+++ RECORDS FOR THIS EXERCISE

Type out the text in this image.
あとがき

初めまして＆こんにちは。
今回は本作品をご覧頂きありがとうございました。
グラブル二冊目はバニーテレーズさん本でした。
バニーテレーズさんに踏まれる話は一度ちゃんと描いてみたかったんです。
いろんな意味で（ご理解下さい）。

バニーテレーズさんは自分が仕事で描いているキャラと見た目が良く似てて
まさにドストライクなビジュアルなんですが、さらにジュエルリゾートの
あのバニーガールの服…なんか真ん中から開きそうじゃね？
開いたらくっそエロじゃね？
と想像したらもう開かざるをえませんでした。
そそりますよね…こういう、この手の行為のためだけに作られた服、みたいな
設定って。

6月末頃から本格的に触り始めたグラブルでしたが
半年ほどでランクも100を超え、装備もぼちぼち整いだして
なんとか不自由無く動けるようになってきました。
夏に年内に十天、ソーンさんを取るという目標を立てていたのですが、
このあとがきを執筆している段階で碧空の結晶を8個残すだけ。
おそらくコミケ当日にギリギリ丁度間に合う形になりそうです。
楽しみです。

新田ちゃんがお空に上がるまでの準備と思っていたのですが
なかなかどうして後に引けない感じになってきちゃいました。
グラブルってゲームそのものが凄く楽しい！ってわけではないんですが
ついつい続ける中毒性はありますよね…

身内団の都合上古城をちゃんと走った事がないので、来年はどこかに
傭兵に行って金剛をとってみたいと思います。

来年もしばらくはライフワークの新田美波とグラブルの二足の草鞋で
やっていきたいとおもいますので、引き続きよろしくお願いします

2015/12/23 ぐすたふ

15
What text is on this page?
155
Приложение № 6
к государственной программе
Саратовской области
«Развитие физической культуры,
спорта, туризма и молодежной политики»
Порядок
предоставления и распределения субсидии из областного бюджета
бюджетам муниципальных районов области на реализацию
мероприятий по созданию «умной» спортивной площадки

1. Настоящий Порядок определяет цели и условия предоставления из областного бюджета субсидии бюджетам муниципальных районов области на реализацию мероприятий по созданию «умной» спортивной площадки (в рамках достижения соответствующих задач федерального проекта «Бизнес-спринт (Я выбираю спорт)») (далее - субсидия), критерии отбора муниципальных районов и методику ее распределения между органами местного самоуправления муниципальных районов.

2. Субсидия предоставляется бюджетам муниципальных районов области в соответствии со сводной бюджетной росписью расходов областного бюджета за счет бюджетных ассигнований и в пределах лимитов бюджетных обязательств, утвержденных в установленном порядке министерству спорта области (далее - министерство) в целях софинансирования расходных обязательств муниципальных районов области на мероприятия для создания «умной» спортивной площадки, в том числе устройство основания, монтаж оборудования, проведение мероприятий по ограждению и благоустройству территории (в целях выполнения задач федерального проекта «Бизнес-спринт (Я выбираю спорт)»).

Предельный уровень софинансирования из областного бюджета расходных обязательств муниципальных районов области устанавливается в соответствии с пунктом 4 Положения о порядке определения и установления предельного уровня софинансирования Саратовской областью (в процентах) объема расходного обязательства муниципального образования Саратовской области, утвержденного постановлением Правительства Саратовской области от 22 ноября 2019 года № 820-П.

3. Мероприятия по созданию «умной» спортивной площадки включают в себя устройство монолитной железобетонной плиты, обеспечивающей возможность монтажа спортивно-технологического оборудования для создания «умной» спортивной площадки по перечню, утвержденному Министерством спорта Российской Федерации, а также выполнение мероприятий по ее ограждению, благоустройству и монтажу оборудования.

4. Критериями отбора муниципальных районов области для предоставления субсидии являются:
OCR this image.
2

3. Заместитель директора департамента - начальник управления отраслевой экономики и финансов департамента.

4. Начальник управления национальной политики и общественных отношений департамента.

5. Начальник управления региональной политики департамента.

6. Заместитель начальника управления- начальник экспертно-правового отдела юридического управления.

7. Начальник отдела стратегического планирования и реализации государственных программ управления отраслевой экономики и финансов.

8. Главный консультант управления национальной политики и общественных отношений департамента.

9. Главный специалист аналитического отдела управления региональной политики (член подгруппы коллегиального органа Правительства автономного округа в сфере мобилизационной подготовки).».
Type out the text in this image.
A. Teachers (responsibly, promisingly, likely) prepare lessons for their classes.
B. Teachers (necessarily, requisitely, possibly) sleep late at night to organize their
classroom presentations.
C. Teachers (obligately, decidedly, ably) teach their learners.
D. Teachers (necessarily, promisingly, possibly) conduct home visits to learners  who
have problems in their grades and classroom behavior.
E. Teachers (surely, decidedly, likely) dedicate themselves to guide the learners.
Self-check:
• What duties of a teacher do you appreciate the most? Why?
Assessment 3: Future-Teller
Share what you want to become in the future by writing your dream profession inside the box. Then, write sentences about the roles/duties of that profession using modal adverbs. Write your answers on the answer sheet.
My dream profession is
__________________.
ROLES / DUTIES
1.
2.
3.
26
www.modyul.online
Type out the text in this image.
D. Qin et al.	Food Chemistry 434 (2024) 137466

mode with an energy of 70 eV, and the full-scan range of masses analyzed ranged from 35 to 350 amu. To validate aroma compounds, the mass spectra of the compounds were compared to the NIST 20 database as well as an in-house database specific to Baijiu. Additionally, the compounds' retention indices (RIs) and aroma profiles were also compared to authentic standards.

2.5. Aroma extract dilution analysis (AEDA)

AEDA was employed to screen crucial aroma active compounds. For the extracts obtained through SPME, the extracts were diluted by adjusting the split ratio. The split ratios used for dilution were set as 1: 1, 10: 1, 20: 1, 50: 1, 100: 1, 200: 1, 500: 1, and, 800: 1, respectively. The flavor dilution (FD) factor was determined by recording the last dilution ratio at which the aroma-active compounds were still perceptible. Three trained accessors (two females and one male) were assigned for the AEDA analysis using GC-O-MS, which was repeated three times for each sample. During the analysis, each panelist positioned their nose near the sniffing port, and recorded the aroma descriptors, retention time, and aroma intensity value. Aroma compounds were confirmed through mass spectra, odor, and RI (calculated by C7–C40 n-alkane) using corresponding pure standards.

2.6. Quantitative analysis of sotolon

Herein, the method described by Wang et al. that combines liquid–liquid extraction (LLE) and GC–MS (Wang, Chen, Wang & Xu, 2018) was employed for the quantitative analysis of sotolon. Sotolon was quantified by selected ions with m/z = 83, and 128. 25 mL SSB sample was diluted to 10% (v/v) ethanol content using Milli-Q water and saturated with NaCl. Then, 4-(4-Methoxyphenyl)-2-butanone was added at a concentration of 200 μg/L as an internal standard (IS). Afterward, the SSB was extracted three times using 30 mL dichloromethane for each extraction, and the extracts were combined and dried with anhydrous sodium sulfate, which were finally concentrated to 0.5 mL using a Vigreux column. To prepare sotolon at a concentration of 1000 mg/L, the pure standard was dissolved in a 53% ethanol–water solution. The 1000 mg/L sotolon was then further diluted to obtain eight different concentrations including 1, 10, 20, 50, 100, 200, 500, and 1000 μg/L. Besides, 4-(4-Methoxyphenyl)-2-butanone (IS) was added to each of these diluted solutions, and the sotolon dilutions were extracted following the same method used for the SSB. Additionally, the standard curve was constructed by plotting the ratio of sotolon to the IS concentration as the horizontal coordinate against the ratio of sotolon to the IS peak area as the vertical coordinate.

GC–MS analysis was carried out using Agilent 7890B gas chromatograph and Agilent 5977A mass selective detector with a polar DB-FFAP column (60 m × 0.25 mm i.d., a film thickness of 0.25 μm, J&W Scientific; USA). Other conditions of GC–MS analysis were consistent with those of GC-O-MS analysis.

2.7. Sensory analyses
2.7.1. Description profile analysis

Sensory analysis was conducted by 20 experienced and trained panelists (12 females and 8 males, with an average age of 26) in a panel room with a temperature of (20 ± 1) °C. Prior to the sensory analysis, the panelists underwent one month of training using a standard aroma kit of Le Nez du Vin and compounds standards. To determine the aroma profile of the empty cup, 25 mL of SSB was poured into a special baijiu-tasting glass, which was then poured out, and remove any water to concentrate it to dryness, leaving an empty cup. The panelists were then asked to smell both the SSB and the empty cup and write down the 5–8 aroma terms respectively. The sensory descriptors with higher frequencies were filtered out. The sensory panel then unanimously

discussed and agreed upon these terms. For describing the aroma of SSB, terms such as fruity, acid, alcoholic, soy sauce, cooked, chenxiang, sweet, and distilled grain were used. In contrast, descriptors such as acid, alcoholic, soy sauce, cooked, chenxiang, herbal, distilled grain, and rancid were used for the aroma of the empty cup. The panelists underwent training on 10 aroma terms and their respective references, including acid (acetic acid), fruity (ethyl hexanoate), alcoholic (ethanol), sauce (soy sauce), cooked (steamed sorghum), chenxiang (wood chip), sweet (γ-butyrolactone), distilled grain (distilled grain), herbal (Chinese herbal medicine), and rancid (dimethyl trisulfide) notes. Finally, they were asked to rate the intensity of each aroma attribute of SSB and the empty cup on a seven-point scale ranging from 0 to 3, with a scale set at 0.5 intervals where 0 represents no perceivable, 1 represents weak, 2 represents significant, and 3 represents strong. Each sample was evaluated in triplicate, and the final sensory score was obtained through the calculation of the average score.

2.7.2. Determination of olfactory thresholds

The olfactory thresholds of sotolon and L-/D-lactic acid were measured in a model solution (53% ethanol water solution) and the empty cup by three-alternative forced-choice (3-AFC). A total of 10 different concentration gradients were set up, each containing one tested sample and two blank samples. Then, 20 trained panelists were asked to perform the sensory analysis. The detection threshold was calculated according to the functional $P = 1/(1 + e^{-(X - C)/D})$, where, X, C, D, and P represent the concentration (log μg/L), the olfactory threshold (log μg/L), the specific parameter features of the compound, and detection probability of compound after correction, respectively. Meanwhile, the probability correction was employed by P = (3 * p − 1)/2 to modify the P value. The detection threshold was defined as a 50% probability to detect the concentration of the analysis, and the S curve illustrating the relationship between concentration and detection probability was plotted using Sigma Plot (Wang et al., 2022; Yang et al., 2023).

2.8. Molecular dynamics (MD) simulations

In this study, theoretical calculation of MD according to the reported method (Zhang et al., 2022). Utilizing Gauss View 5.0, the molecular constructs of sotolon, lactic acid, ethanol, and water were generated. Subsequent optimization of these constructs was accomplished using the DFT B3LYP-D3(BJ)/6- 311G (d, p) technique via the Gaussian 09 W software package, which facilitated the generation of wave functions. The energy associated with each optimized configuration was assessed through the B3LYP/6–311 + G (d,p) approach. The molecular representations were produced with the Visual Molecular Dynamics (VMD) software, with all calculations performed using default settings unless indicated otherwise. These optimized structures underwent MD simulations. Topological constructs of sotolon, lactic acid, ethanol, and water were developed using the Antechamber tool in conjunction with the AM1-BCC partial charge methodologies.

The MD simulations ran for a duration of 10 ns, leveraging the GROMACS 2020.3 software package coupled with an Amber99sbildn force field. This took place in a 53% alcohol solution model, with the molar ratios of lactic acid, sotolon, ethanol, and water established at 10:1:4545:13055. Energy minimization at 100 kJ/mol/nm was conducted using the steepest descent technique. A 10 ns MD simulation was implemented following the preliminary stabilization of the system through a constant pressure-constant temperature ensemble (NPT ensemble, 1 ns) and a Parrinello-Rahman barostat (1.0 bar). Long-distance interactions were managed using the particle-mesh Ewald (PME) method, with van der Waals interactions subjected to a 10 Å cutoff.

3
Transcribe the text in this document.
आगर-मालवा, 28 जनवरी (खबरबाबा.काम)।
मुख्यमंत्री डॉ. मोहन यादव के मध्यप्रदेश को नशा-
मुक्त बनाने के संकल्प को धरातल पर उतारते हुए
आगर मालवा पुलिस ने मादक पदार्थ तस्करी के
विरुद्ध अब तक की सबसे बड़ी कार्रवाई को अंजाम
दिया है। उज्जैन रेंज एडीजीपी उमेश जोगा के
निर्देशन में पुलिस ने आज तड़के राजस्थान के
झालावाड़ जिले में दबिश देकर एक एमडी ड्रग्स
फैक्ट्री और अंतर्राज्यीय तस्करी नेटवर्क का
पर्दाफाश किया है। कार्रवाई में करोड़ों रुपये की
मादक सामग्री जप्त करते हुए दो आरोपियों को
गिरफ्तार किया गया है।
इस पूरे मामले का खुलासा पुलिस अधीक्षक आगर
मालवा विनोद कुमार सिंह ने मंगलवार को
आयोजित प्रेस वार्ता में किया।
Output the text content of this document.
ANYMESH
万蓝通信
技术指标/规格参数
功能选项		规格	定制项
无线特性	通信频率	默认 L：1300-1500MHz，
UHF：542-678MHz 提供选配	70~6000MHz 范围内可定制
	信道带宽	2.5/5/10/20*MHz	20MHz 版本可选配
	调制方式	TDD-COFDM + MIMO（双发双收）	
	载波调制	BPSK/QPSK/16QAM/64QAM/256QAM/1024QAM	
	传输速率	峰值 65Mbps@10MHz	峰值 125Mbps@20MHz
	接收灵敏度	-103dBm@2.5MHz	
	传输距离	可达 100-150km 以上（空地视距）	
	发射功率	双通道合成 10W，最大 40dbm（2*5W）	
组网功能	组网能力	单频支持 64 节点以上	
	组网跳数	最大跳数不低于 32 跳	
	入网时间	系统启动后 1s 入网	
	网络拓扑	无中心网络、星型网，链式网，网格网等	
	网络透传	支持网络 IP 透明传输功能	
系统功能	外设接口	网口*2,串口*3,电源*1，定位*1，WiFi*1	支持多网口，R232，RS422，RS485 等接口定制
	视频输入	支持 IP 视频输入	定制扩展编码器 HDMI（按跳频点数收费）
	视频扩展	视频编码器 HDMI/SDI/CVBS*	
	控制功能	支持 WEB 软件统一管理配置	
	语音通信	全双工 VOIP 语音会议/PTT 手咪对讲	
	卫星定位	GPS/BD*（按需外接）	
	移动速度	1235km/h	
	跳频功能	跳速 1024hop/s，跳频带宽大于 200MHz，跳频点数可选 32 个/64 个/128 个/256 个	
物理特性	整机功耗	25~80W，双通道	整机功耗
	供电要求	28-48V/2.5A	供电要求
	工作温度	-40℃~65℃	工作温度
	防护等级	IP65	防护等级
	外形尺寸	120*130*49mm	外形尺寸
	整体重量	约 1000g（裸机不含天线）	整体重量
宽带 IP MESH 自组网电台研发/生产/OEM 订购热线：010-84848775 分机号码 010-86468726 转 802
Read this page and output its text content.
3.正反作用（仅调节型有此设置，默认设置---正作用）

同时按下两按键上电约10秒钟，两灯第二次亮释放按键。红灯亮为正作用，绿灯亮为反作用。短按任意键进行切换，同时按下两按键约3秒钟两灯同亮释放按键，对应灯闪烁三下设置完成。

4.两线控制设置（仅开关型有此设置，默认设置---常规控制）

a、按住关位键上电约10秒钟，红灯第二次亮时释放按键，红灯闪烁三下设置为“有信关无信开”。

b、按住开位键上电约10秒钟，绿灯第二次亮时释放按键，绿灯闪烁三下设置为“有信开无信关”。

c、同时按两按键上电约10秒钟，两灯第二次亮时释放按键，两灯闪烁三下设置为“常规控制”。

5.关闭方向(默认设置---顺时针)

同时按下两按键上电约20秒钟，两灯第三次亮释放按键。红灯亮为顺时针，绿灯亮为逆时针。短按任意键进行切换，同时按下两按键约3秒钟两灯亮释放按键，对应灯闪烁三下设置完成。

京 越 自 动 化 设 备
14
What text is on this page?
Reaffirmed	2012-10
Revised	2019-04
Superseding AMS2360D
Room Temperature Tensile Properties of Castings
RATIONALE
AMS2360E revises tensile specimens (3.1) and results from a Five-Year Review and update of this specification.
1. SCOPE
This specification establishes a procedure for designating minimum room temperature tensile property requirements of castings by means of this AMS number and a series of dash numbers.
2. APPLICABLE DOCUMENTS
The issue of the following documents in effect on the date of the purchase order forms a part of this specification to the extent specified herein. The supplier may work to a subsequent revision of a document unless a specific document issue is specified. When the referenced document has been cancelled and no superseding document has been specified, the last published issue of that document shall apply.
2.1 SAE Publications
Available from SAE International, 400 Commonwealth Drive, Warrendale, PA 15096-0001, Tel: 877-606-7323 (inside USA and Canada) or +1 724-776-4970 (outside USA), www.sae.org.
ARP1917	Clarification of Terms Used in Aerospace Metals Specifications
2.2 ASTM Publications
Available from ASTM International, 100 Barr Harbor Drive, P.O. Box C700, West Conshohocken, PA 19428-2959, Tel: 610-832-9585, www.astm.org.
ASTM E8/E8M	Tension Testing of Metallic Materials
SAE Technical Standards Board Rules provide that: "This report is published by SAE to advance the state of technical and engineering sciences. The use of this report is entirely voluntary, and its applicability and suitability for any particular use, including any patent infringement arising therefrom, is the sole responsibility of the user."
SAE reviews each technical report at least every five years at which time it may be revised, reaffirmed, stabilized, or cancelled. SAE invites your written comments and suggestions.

++++++

▸ DIRECTIONS
Using the listing above, gather each line that holds the string "отдела" and copy it.

▸ PROBLEM SOLUTION
6. Заместитель начальника управления- начальник экспертно-правового отдела юридического управления.
7. Начальник отдела стратегического планирования и реализации государственных программ управления отраслевой экономики и финансов.
9. Главный специалист аналитического отдела управления региональной политики (член подгруппы коллегиального органа Правительства автономного округа в сфере мобилизационной подготовки).».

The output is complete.